— begin Extracted material —
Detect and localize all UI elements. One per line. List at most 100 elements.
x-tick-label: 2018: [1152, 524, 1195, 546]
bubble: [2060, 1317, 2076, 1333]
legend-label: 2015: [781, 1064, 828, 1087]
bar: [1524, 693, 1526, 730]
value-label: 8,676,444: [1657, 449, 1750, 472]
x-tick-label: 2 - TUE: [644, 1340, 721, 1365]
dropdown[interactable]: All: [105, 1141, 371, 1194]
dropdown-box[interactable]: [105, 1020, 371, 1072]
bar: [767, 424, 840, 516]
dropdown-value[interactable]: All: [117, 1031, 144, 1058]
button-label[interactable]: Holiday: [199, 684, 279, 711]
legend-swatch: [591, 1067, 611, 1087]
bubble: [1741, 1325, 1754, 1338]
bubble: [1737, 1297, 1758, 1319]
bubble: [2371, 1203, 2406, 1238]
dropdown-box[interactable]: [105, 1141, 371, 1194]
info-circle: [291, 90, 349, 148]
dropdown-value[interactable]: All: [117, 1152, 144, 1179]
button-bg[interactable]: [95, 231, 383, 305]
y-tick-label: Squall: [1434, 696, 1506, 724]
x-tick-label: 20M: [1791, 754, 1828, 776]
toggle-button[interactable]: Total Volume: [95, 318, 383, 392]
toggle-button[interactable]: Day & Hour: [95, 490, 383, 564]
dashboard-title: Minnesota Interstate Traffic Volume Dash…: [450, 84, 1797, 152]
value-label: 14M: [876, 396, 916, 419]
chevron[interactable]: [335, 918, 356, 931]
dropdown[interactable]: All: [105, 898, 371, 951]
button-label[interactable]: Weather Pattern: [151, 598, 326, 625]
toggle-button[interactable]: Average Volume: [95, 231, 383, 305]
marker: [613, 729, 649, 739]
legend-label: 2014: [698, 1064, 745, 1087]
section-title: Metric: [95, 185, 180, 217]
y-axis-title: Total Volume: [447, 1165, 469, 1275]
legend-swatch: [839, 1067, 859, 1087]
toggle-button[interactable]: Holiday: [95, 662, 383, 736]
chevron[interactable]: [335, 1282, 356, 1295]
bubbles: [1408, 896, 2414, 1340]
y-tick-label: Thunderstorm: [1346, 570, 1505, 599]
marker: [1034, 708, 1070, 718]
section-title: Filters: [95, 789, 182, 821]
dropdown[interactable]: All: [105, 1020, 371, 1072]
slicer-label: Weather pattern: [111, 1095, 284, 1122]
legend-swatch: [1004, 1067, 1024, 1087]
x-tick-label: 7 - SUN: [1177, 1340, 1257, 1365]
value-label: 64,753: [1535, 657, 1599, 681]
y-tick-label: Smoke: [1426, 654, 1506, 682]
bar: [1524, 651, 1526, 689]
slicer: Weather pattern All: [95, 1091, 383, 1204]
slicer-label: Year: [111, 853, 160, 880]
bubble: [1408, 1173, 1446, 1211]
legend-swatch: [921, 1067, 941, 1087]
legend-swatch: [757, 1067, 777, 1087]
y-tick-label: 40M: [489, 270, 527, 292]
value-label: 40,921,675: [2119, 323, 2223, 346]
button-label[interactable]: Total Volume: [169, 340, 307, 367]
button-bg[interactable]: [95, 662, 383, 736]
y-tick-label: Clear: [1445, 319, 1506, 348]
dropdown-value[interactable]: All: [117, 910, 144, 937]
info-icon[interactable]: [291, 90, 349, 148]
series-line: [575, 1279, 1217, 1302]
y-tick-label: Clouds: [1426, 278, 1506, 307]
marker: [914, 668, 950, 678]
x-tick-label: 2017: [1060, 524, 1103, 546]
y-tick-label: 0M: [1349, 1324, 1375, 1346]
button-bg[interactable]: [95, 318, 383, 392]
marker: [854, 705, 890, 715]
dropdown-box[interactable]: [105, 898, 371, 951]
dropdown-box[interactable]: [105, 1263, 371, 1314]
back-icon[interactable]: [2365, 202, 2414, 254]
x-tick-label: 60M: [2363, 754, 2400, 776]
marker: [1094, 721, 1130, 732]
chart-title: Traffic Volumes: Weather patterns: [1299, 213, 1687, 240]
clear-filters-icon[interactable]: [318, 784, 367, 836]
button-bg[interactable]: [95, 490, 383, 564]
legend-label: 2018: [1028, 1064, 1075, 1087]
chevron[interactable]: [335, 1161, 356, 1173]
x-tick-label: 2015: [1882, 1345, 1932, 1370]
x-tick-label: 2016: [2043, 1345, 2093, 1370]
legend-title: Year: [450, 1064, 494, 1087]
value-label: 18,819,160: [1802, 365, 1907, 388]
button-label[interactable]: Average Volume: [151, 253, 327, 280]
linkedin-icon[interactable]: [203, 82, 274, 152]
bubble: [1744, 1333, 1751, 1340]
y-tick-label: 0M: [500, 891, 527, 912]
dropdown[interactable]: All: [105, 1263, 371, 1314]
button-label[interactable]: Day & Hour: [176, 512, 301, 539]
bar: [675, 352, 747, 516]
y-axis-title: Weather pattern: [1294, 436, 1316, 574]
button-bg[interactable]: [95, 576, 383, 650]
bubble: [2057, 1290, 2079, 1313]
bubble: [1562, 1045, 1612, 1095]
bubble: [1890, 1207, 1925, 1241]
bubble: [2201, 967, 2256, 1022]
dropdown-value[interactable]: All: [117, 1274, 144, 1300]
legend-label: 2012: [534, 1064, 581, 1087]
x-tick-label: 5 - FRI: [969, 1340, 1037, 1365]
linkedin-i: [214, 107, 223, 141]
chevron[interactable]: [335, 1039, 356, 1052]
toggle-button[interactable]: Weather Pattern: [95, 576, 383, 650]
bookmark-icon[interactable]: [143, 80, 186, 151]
— end Extracted material —
*Instruction*
Copy every one of the entries above word for word, keeping each on its own line.

*Result*
Detect and localize all UI elements. One per line. List at most 100 elements.
x-tick-label: 2018: [1152, 524, 1195, 546]
bubble: [2060, 1317, 2076, 1333]
legend-label: 2015: [781, 1064, 828, 1087]
bar: [1524, 693, 1526, 730]
value-label: 8,676,444: [1657, 449, 1750, 472]
x-tick-label: 2 - TUE: [644, 1340, 721, 1365]
dropdown[interactable]: All: [105, 1141, 371, 1194]
dropdown-box[interactable]: [105, 1020, 371, 1072]
bar: [767, 424, 840, 516]
dropdown-value[interactable]: All: [117, 1031, 144, 1058]
button-label[interactable]: Holiday: [199, 684, 279, 711]
legend-swatch: [591, 1067, 611, 1087]
bubble: [1741, 1325, 1754, 1338]
bubble: [1737, 1297, 1758, 1319]
bubble: [2371, 1203, 2406, 1238]
dropdown-box[interactable]: [105, 1141, 371, 1194]
info-circle: [291, 90, 349, 148]
dropdown-value[interactable]: All: [117, 1152, 144, 1179]
button-bg[interactable]: [95, 231, 383, 305]
y-tick-label: Squall: [1434, 696, 1506, 724]
x-tick-label: 20M: [1791, 754, 1828, 776]
toggle-button[interactable]: Total Volume: [95, 318, 383, 392]
toggle-button[interactable]: Day & Hour: [95, 490, 383, 564]
dashboard-title: Minnesota Interstate Traffic Volume Dash…: [450, 84, 1797, 152]
value-label: 14M: [876, 396, 916, 419]
chevron[interactable]: [335, 918, 356, 931]
dropdown[interactable]: All: [105, 898, 371, 951]
button-label[interactable]: Weather Pattern: [151, 598, 326, 625]
toggle-button[interactable]: Average Volume: [95, 231, 383, 305]
marker: [613, 729, 649, 739]
legend-label: 2014: [698, 1064, 745, 1087]
section-title: Metric: [95, 185, 180, 217]
y-axis-title: Total Volume: [447, 1165, 469, 1275]
legend-swatch: [839, 1067, 859, 1087]
toggle-button[interactable]: Holiday: [95, 662, 383, 736]
chevron[interactable]: [335, 1282, 356, 1295]
bubbles: [1408, 896, 2414, 1340]
y-tick-label: Thunderstorm: [1346, 570, 1505, 599]
marker: [1034, 708, 1070, 718]
section-title: Filters: [95, 789, 182, 821]
dropdown[interactable]: All: [105, 1020, 371, 1072]
slicer-label: Weather pattern: [111, 1095, 284, 1122]
legend-swatch: [1004, 1067, 1024, 1087]
x-tick-label: 7 - SUN: [1177, 1340, 1257, 1365]
value-label: 64,753: [1535, 657, 1599, 681]
y-tick-label: Smoke: [1426, 654, 1506, 682]
bar: [1524, 651, 1526, 689]
slicer: Weather pattern All: [95, 1091, 383, 1204]
slicer-label: Year: [111, 853, 160, 880]
bubble: [1408, 1173, 1446, 1211]
legend-swatch: [921, 1067, 941, 1087]
legend-swatch: [757, 1067, 777, 1087]
y-tick-label: 40M: [489, 270, 527, 292]
value-label: 40,921,675: [2119, 323, 2223, 346]
button-label[interactable]: Total Volume: [169, 340, 307, 367]
button-bg[interactable]: [95, 662, 383, 736]
y-tick-label: Clear: [1445, 319, 1506, 348]
dropdown-value[interactable]: All: [117, 910, 144, 937]
info-icon[interactable]: [291, 90, 349, 148]
series-line: [575, 1279, 1217, 1302]
y-tick-label: Clouds: [1426, 278, 1506, 307]
marker: [914, 668, 950, 678]
x-tick-label: 2017: [1060, 524, 1103, 546]
y-tick-label: 0M: [1349, 1324, 1375, 1346]
button-bg[interactable]: [95, 318, 383, 392]
marker: [854, 705, 890, 715]
dropdown-box[interactable]: [105, 898, 371, 951]
dropdown-box[interactable]: [105, 1263, 371, 1314]
back-icon[interactable]: [2365, 202, 2414, 254]
x-tick-label: 60M: [2363, 754, 2400, 776]
marker: [1094, 721, 1130, 732]
chart-title: Traffic Volumes: Weather patterns: [1299, 213, 1687, 240]
clear-filters-icon[interactable]: [318, 784, 367, 836]
button-bg[interactable]: [95, 490, 383, 564]
legend-label: 2018: [1028, 1064, 1075, 1087]
chevron[interactable]: [335, 1161, 356, 1173]
x-tick-label: 2015: [1882, 1345, 1932, 1370]
x-tick-label: 2016: [2043, 1345, 2093, 1370]
legend-title: Year: [450, 1064, 494, 1087]
value-label: 18,819,160: [1802, 365, 1907, 388]
button-label[interactable]: Average Volume: [151, 253, 327, 280]
linkedin-icon[interactable]: [203, 82, 274, 152]
bubble: [1744, 1333, 1751, 1340]
y-tick-label: 0M: [500, 891, 527, 912]
dropdown[interactable]: All: [105, 1263, 371, 1314]
button-label[interactable]: Day & Hour: [176, 512, 301, 539]
bar: [675, 352, 747, 516]
y-axis-title: Weather pattern: [1294, 436, 1316, 574]
button-bg[interactable]: [95, 576, 383, 650]
bubble: [2057, 1290, 2079, 1313]
bubble: [1562, 1045, 1612, 1095]
bubble: [1890, 1207, 1925, 1241]
bubble: [2201, 967, 2256, 1022]
dropdown-value[interactable]: All: [117, 1274, 144, 1300]
legend-label: 2012: [534, 1064, 581, 1087]
x-tick-label: 5 - FRI: [969, 1340, 1037, 1365]
linkedin-i: [214, 107, 223, 141]
chevron[interactable]: [335, 1039, 356, 1052]
toggle-button[interactable]: Weather Pattern: [95, 576, 383, 650]
bookmark-icon[interactable]: [143, 80, 186, 151]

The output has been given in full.